Work to complete
Retype the whole listing, please, keeping every line exact and dropping the pictures.

Rows from a figure dataset
—————

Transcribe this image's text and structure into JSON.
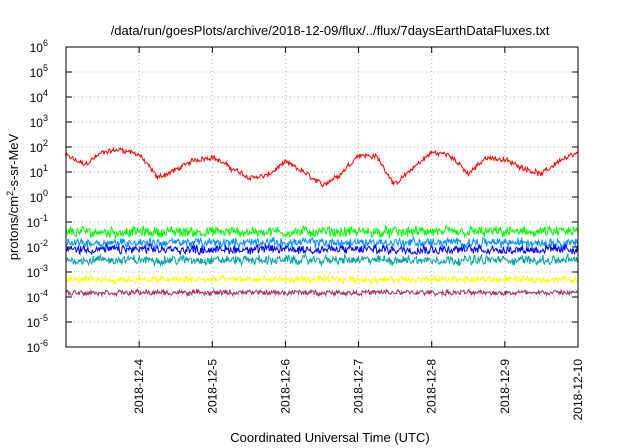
{
  "chart_data": {
    "type": "line",
    "title": "/data/run/goesPlots/archive/2018-12-09/flux/../flux/7daysEarthDataFluxes.txt",
    "xlabel": "Coordinated Universal Time (UTC)",
    "ylabel_parts": [
      "protons/cm",
      "2",
      "-s-sr-MeV"
    ],
    "yscale": "log",
    "ylim_exponent": [
      -6,
      6
    ],
    "y_ticks": [
      {
        "base": "10",
        "exp": "-6"
      },
      {
        "base": "10",
        "exp": "-5"
      },
      {
        "base": "10",
        "exp": "-4"
      },
      {
        "base": "10",
        "exp": "-3"
      },
      {
        "base": "10",
        "exp": "-2"
      },
      {
        "base": "10",
        "exp": "-1"
      },
      {
        "base": "10",
        "exp": "0"
      },
      {
        "base": "10",
        "exp": "1"
      },
      {
        "base": "10",
        "exp": "2"
      },
      {
        "base": "10",
        "exp": "3"
      },
      {
        "base": "10",
        "exp": "4"
      },
      {
        "base": "10",
        "exp": "5"
      },
      {
        "base": "10",
        "exp": "6"
      }
    ],
    "xlim": [
      "2018-12-03 00:00",
      "2018-12-10 00:00"
    ],
    "x_ticks": [
      "2018-12-4",
      "2018-12-5",
      "2018-12-6",
      "2018-12-7",
      "2018-12-8",
      "2018-12-9",
      "2018-12-10"
    ],
    "grid": true,
    "legend": "none",
    "series": [
      {
        "color": "#ff0000",
        "noise_decades": 0.18,
        "x": [
          "2018-12-03 00:00",
          "2018-12-03 06:00",
          "2018-12-03 12:00",
          "2018-12-03 18:00",
          "2018-12-04 00:00",
          "2018-12-04 06:00",
          "2018-12-04 12:00",
          "2018-12-04 18:00",
          "2018-12-05 00:00",
          "2018-12-05 06:00",
          "2018-12-05 12:00",
          "2018-12-05 18:00",
          "2018-12-06 00:00",
          "2018-12-06 06:00",
          "2018-12-06 12:00",
          "2018-12-06 18:00",
          "2018-12-07 00:00",
          "2018-12-07 06:00",
          "2018-12-07 12:00",
          "2018-12-07 18:00",
          "2018-12-08 00:00",
          "2018-12-08 06:00",
          "2018-12-08 12:00",
          "2018-12-08 18:00",
          "2018-12-09 00:00",
          "2018-12-09 06:00",
          "2018-12-09 12:00",
          "2018-12-09 18:00",
          "2018-12-10 00:00"
        ],
        "y": [
          45,
          20,
          60,
          80,
          50,
          6,
          12,
          30,
          40,
          15,
          6,
          7,
          25,
          10,
          3,
          8,
          50,
          40,
          3,
          15,
          60,
          50,
          8,
          40,
          30,
          15,
          8,
          30,
          55
        ]
      },
      {
        "color": "#00ff00",
        "noise_decades": 0.35,
        "x": [
          "2018-12-03 00:00",
          "2018-12-04 00:00",
          "2018-12-05 00:00",
          "2018-12-06 00:00",
          "2018-12-07 00:00",
          "2018-12-08 00:00",
          "2018-12-09 00:00",
          "2018-12-10 00:00"
        ],
        "y": [
          0.04,
          0.04,
          0.04,
          0.04,
          0.04,
          0.04,
          0.04,
          0.04
        ]
      },
      {
        "color": "#00a0a0",
        "noise_decades": 0.3,
        "x": [
          "2018-12-03 00:00",
          "2018-12-04 00:00",
          "2018-12-05 00:00",
          "2018-12-06 00:00",
          "2018-12-07 00:00",
          "2018-12-08 00:00",
          "2018-12-09 00:00",
          "2018-12-10 00:00"
        ],
        "y": [
          0.003,
          0.003,
          0.003,
          0.003,
          0.003,
          0.003,
          0.003,
          0.003
        ]
      },
      {
        "color": "#0090ff",
        "noise_decades": 0.3,
        "x": [
          "2018-12-03 00:00",
          "2018-12-04 00:00",
          "2018-12-05 00:00",
          "2018-12-06 00:00",
          "2018-12-07 00:00",
          "2018-12-08 00:00",
          "2018-12-09 00:00",
          "2018-12-10 00:00"
        ],
        "y": [
          0.015,
          0.015,
          0.015,
          0.015,
          0.015,
          0.015,
          0.015,
          0.015
        ]
      },
      {
        "color": "#0000ff",
        "noise_decades": 0.3,
        "x": [
          "2018-12-03 00:00",
          "2018-12-04 00:00",
          "2018-12-05 00:00",
          "2018-12-06 00:00",
          "2018-12-07 00:00",
          "2018-12-08 00:00",
          "2018-12-09 00:00",
          "2018-12-10 00:00"
        ],
        "y": [
          0.008,
          0.008,
          0.008,
          0.008,
          0.008,
          0.008,
          0.008,
          0.008
        ]
      },
      {
        "color": "#ffff00",
        "noise_decades": 0.22,
        "x": [
          "2018-12-03 00:00",
          "2018-12-04 00:00",
          "2018-12-05 00:00",
          "2018-12-06 00:00",
          "2018-12-07 00:00",
          "2018-12-08 00:00",
          "2018-12-09 00:00",
          "2018-12-10 00:00"
        ],
        "y": [
          0.0005,
          0.0005,
          0.0005,
          0.0005,
          0.0005,
          0.0005,
          0.0005,
          0.0005
        ]
      },
      {
        "color": "#993366",
        "noise_decades": 0.18,
        "x": [
          "2018-12-03 00:00",
          "2018-12-04 00:00",
          "2018-12-05 00:00",
          "2018-12-06 00:00",
          "2018-12-07 00:00",
          "2018-12-08 00:00",
          "2018-12-09 00:00",
          "2018-12-10 00:00"
        ],
        "y": [
          0.00015,
          0.00015,
          0.00015,
          0.00015,
          0.00015,
          0.00015,
          0.00015,
          0.00015
        ]
      }
    ]
  }
}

—————

Output of the exercise
Transcribe this image's text and structure into JSON.
{
  "chart_data": {
    "type": "line",
    "title": "/data/run/goesPlots/archive/2018-12-09/flux/../flux/7daysEarthDataFluxes.txt",
    "xlabel": "Coordinated Universal Time (UTC)",
    "ylabel_parts": [
      "protons/cm",
      "2",
      "-s-sr-MeV"
    ],
    "yscale": "log",
    "ylim_exponent": [
      -6,
      6
    ],
    "y_ticks": [
      {
        "base": "10",
        "exp": "-6"
      },
      {
        "base": "10",
        "exp": "-5"
      },
      {
        "base": "10",
        "exp": "-4"
      },
      {
        "base": "10",
        "exp": "-3"
      },
      {
        "base": "10",
        "exp": "-2"
      },
      {
        "base": "10",
        "exp": "-1"
      },
      {
        "base": "10",
        "exp": "0"
      },
      {
        "base": "10",
        "exp": "1"
      },
      {
        "base": "10",
        "exp": "2"
      },
      {
        "base": "10",
        "exp": "3"
      },
      {
        "base": "10",
        "exp": "4"
      },
      {
        "base": "10",
        "exp": "5"
      },
      {
        "base": "10",
        "exp": "6"
      }
    ],
    "xlim": [
      "2018-12-03 00:00",
      "2018-12-10 00:00"
    ],
    "x_ticks": [
      "2018-12-4",
      "2018-12-5",
      "2018-12-6",
      "2018-12-7",
      "2018-12-8",
      "2018-12-9",
      "2018-12-10"
    ],
    "grid": true,
    "legend": "none",
    "series": [
      {
        "color": "#ff0000",
        "noise_decades": 0.18,
        "x": [
          "2018-12-03 00:00",
          "2018-12-03 06:00",
          "2018-12-03 12:00",
          "2018-12-03 18:00",
          "2018-12-04 00:00",
          "2018-12-04 06:00",
          "2018-12-04 12:00",
          "2018-12-04 18:00",
          "2018-12-05 00:00",
          "2018-12-05 06:00",
          "2018-12-05 12:00",
          "2018-12-05 18:00",
          "2018-12-06 00:00",
          "2018-12-06 06:00",
          "2018-12-06 12:00",
          "2018-12-06 18:00",
          "2018-12-07 00:00",
          "2018-12-07 06:00",
          "2018-12-07 12:00",
          "2018-12-07 18:00",
          "2018-12-08 00:00",
          "2018-12-08 06:00",
          "2018-12-08 12:00",
          "2018-12-08 18:00",
          "2018-12-09 00:00",
          "2018-12-09 06:00",
          "2018-12-09 12:00",
          "2018-12-09 18:00",
          "2018-12-10 00:00"
        ],
        "y": [
          45,
          20,
          60,
          80,
          50,
          6,
          12,
          30,
          40,
          15,
          6,
          7,
          25,
          10,
          3,
          8,
          50,
          40,
          3,
          15,
          60,
          50,
          8,
          40,
          30,
          15,
          8,
          30,
          55
        ]
      },
      {
        "color": "#00ff00",
        "noise_decades": 0.35,
        "x": [
          "2018-12-03 00:00",
          "2018-12-04 00:00",
          "2018-12-05 00:00",
          "2018-12-06 00:00",
          "2018-12-07 00:00",
          "2018-12-08 00:00",
          "2018-12-09 00:00",
          "2018-12-10 00:00"
        ],
        "y": [
          0.04,
          0.04,
          0.04,
          0.04,
          0.04,
          0.04,
          0.04,
          0.04
        ]
      },
      {
        "color": "#00a0a0",
        "noise_decades": 0.3,
        "x": [
          "2018-12-03 00:00",
          "2018-12-04 00:00",
          "2018-12-05 00:00",
          "2018-12-06 00:00",
          "2018-12-07 00:00",
          "2018-12-08 00:00",
          "2018-12-09 00:00",
          "2018-12-10 00:00"
        ],
        "y": [
          0.003,
          0.003,
          0.003,
          0.003,
          0.003,
          0.003,
          0.003,
          0.003
        ]
      },
      {
        "color": "#0090ff",
        "noise_decades": 0.3,
        "x": [
          "2018-12-03 00:00",
          "2018-12-04 00:00",
          "2018-12-05 00:00",
          "2018-12-06 00:00",
          "2018-12-07 00:00",
          "2018-12-08 00:00",
          "2018-12-09 00:00",
          "2018-12-10 00:00"
        ],
        "y": [
          0.015,
          0.015,
          0.015,
          0.015,
          0.015,
          0.015,
          0.015,
          0.015
        ]
      },
      {
        "color": "#0000ff",
        "noise_decades": 0.3,
        "x": [
          "2018-12-03 00:00",
          "2018-12-04 00:00",
          "2018-12-05 00:00",
          "2018-12-06 00:00",
          "2018-12-07 00:00",
          "2018-12-08 00:00",
          "2018-12-09 00:00",
          "2018-12-10 00:00"
        ],
        "y": [
          0.008,
          0.008,
          0.008,
          0.008,
          0.008,
          0.008,
          0.008,
          0.008
        ]
      },
      {
        "color": "#ffff00",
        "noise_decades": 0.22,
        "x": [
          "2018-12-03 00:00",
          "2018-12-04 00:00",
          "2018-12-05 00:00",
          "2018-12-06 00:00",
          "2018-12-07 00:00",
          "2018-12-08 00:00",
          "2018-12-09 00:00",
          "2018-12-10 00:00"
        ],
        "y": [
          0.0005,
          0.0005,
          0.0005,
          0.0005,
          0.0005,
          0.0005,
          0.0005,
          0.0005
        ]
      },
      {
        "color": "#993366",
        "noise_decades": 0.18,
        "x": [
          "2018-12-03 00:00",
          "2018-12-04 00:00",
          "2018-12-05 00:00",
          "2018-12-06 00:00",
          "2018-12-07 00:00",
          "2018-12-08 00:00",
          "2018-12-09 00:00",
          "2018-12-10 00:00"
        ],
        "y": [
          0.00015,
          0.00015,
          0.00015,
          0.00015,
          0.00015,
          0.00015,
          0.00015,
          0.00015
        ]
      }
    ]
  }
}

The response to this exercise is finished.